> _WHAT THIS EXERCISE ASKS_
**a.** Repeat everything in the CSV parsing question from "I have a few" down to "to _parse_csv_to_dicts and _get_tank_names.", word for word.
**b.** Please continue the CSV parsing question from the point where it stops.

Parsing a CSV file with Python

Question 1

My goal is to parse this CSV data:

Time,Tank,Product,Volume,TC Vol,Ullage,90 Ul,Height,Water,Temp
2017年10月19日T18:52:41.118408,1,UNLEADED,4406,4393,7221,6058.3,37.49,0,64.15
2017年10月19日T18:52:41.118408,3,SUPER,8317,8278,3310,2147.3,61.4,0,66.74
2017年10月19日T18:52:41.118408,4,ADSL2,6807,6774,4820,3657.3,51.98,0,70.46
2017年10月19日T18:53:13.894066,1,UNLEADED,4406,4393,7221,6058.3,37.49,0,64.15
2017年10月19日T18:53:13.894066,3,SUPER,8313,8273,3314,2151.3,61.37,0,66.74
2017年10月19日T18:53:13.894066,4,ADSL2,6805,6772,4822,3659.3,51.97,0,70.46

Given the a list of Tank numbers, a primary key, and a data column:

>>>tank_numbers = [1, 3]
>>>primary_key = 'Time'
>>>data_column = 'Volume'
>>>
>>>parse_csv('csv_file.csv', tank_numbers, primary_key, data_column)
[
 {'Time': '2017-10-19T18:52:41.118408', 'UNLEADED': '4406', 'SUPER': '8317'}
 {'Time': '2017-10-19T18:53:13.894066', 'UNLEADED': '4406', 'SUPER': '8317'}
]

I have a few questions about the following code;

Using only the standard library, is there a more simple way? What I have seems like too much just to get the needed information.
Should I be breaking up the parse_csv function into smaller pieces similar to _parse_csv_to_dicts and _get_tank_names.

import csv
def _parse_csv_to_dicts(file):
 with open(file, 'r') as f:
 return list(csv.DictReader(f))
def _get_tank_names(tanks=None, data=None):
 names = list()
 for n in tanks:
 for tank_dict in data:
 if tank_dict['Tank'] == str(n):
 names.append(tank_dict['Product'])
 break
 return names
def parse_csv(file, tanks, primary_key, data_key):
 """
 :param file: The raw csv data file
 :param tanks: A list of tank numbers, as labeled in the raw csv
 :param key: a list of the keys needed from the raw csv
 :return: a list of dictionaries
 """
 d1 = _parse_csv_to_dicts(file)
 # Remove unneeded tanks from data
 d2 = [row for row in d1 if int(row['Tank']) in tanks]
 # Remove unneeded keys from rows
 keys = [primary_key, data_key, 'Product']
 d3 = [{key:row[key] for key in keys} for row in d2]
 # Create new row template
 tank_names = _get_tank_names(tanks=tanks, data=d1)

> _DATA EXTRACT_
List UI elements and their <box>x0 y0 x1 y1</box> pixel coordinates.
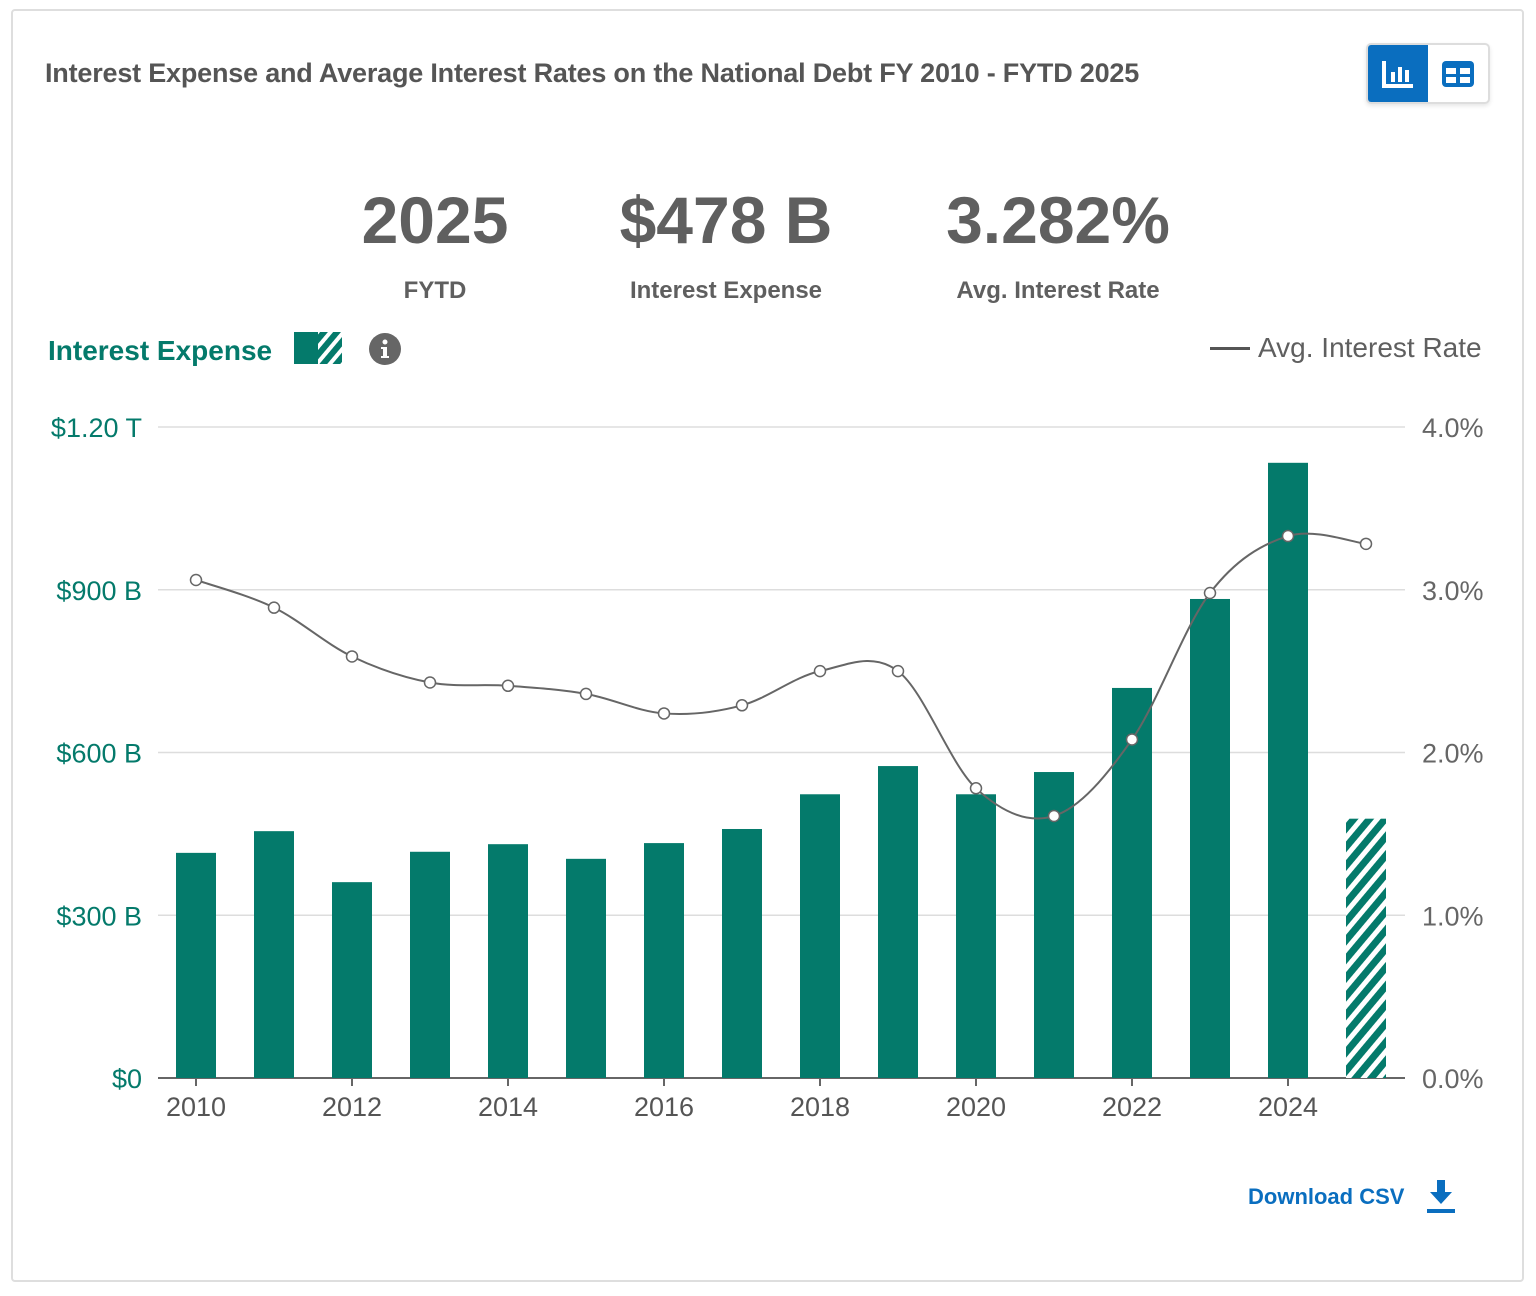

> _ANSWERS_
**a.**
I have a few questions about the following code;

Using only the standard library, is there a more simple way? What I have seems like too much just to get the needed information.
Should I be breaking up the parse_csv function into smaller pieces similar to _parse_csv_to_dicts and _get_tank_names.

**b.**
 row_template = {key:None for key in (tank_names + [primary_key])}
 # New rows from row template
 d4 = []
 for row in d3:
 # update new row with available keys
 new_row = {key:row.get(key) for key in row_template}
 # update new row with matching values
 for key in new_row:
 if key in row.values():
 new_row[key] = row[data_key]
 # remove keys with None value
 new_row = {k:v for k,v in new_row.items() if v is not None}
 d4.append(new_row)
 # Merge all rows based on Time key
 merged = {}
 for row in d4:
 if row[primary_key] in merged:
 merged[row[primary_key]].update(row)
 else:
 merged[row[primary_key]] = row
 return [value for value in merged.values()]

Question 2

In general I think this code looks excellent. You have made good use of comprehensions. I have two suggestions:

More Comprehensions:

This:

def _get_tank_names(tanks=None, data=None):
 names = list()
 for n in tanks:
 for tank_dict in data:
 if tank_dict['Tank'] == str(n):
 names.append(tank_dict['Product'])
 break
return names

Can be expressed as:

def _get_tank_names(tanks=None, data=None):
 tanks = {str(n) for n in tanks}
 return {t['Product'] for t in data if t['Tank'] in tanks}

This converts tanks to a set while performing the str() conversion, to clean things up a bit. Then the result can be generated in a single statement.

Gathering like elements

So this entire section:

# Create new row template
tank_names = _get_tank_names(tanks=tanks, data=d1)
row_template = {key: None for key in (tank_names + [primary_key])}
# New rows from row template
d4 = []
for row in d3:
 # update new row with available keys
 new_row = {key: row.get(key) for key in row_template}
 # update new row with matching values
 for key in new_row:
 if key in row.values():
 new_row[key] = row[data_key]
 # remove keys with None value
 new_row = {k: v for k, v in new_row.items() if v is not None}
 d4.append(new_row)
# Merge all rows based on Time key
merged = {}
for row in d4:
 if row[primary_key] in merged:
 merged[row[primary_key]].update(row)
 else:
 merged[row[primary_key]] = row
return [value for value in merged.values()]

Can be reduced down to:

merged = {}
for row in d3:
 merged.setdefault(row['Time'], {'Time': row['Time']}) \
 [row['Product']] = row['Volume']
return [v for k, v in sorted(merged.items())]

The cornerstone here is using dict.setdefault to accumulate the records that match the timestamp.

So how does the setdefault work?

We create an empty dict, the keys to which will be the timestamps we will be accumulating data for.

merged = {}

Loop through the data, a row at a time:

for row in d3:

Look up the element in our dict corresponding to the timestamp for this row:

merged.setdefault(row['Time'], {})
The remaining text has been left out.